• [The request]:
From the listing that follows, extract every line and set it down unaltered.

(Collected data entries)
⁂

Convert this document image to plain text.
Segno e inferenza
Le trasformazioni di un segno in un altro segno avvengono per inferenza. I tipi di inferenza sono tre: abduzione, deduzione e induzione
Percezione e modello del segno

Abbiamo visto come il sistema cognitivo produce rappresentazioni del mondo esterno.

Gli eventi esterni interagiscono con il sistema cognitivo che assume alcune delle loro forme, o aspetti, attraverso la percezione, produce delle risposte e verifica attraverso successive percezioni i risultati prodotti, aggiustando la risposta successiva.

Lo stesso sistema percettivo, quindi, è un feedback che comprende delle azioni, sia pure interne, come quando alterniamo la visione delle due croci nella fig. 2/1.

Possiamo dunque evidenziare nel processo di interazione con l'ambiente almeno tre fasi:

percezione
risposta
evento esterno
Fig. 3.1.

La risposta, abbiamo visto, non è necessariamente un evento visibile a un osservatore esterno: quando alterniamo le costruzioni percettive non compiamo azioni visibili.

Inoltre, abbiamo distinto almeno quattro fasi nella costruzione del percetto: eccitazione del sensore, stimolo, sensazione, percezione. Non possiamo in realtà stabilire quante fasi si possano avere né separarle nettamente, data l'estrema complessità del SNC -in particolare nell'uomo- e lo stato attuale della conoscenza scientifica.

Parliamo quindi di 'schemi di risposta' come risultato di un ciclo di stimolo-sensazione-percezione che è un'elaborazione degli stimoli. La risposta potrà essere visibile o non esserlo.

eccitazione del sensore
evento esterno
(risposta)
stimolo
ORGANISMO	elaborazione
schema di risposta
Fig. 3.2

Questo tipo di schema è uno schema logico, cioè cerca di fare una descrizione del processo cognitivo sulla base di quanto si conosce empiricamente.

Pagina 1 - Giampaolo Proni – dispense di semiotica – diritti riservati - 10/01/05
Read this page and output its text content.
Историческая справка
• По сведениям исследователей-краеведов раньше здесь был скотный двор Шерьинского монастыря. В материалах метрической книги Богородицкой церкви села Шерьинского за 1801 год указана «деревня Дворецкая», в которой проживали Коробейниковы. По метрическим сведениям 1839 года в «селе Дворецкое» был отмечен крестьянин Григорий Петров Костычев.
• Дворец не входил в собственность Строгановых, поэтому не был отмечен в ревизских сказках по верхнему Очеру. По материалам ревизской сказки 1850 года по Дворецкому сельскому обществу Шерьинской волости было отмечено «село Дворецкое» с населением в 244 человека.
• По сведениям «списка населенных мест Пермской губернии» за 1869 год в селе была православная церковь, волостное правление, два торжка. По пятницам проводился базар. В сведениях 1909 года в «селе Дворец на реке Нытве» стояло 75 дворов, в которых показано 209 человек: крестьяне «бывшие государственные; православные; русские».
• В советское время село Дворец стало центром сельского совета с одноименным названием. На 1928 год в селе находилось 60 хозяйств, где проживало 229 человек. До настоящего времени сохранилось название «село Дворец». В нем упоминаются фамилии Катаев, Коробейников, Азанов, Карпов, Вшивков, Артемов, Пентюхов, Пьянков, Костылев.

⁂

• [Reply]:
Convert this document image to plain text.
Segno e inferenza
Le trasformazioni di un segno in un altro segno avvengono per inferenza. I tipi di inferenza sono tre: abduzione, deduzione e induzione
Percezione e modello del segno

Abbiamo visto come il sistema cognitivo produce rappresentazioni del mondo esterno.

Gli eventi esterni interagiscono con il sistema cognitivo che assume alcune delle loro forme, o aspetti, attraverso la percezione, produce delle risposte e verifica attraverso successive percezioni i risultati prodotti, aggiustando la risposta successiva.

Lo stesso sistema percettivo, quindi, è un feedback che comprende delle azioni, sia pure interne, come quando alterniamo la visione delle due croci nella fig. 2/1.

Possiamo dunque evidenziare nel processo di interazione con l'ambiente almeno tre fasi:

percezione
risposta
evento esterno
Fig. 3.1.

La risposta, abbiamo visto, non è necessariamente un evento visibile a un osservatore esterno: quando alterniamo le costruzioni percettive non compiamo azioni visibili.

Inoltre, abbiamo distinto almeno quattro fasi nella costruzione del percetto: eccitazione del sensore, stimolo, sensazione, percezione. Non possiamo in realtà stabilire quante fasi si possano avere né separarle nettamente, data l'estrema complessità del SNC -in particolare nell'uomo- e lo stato attuale della conoscenza scientifica.

Parliamo quindi di 'schemi di risposta' come risultato di un ciclo di stimolo-sensazione-percezione che è un'elaborazione degli stimoli. La risposta potrà essere visibile o non esserlo.

eccitazione del sensore
evento esterno
(risposta)
stimolo
ORGANISMO	elaborazione
schema di risposta
Fig. 3.2

Questo tipo di schema è uno schema logico, cioè cerca di fare una descrizione del processo cognitivo sulla base di quanto si conosce empiricamente.

Pagina 1 - Giampaolo Proni – dispense di semiotica – diritti riservati - 10/01/05
Read this page and output its text content.
Историческая справка
• По сведениям исследователей-краеведов раньше здесь был скотный двор Шерьинского монастыря. В материалах метрической книги Богородицкой церкви села Шерьинского за 1801 год указана «деревня Дворецкая», в которой проживали Коробейниковы. По метрическим сведениям 1839 года в «селе Дворецкое» был отмечен крестьянин Григорий Петров Костычев.
• Дворец не входил в собственность Строгановых, поэтому не был отмечен в ревизских сказках по верхнему Очеру. По материалам ревизской сказки 1850 года по Дворецкому сельскому обществу Шерьинской волости было отмечено «село Дворецкое» с населением в 244 человека.
• По сведениям «списка населенных мест Пермской губернии» за 1869 год в селе была православная церковь, волостное правление, два торжка. По пятницам проводился базар. В сведениях 1909 года в «селе Дворец на реке Нытве» стояло 75 дворов, в которых показано 209 человек: крестьяне «бывшие государственные; православные; русские».
• В советское время село Дворец стало центром сельского совета с одноименным названием. На 1928 год в селе находилось 60 хозяйств, где проживало 229 человек. До настоящего времени сохранилось название «село Дворец». В нем упоминаются фамилии Катаев, Коробейников, Азанов, Карпов, Вшивков, Артемов, Пентюхов, Пьянков, Костылев.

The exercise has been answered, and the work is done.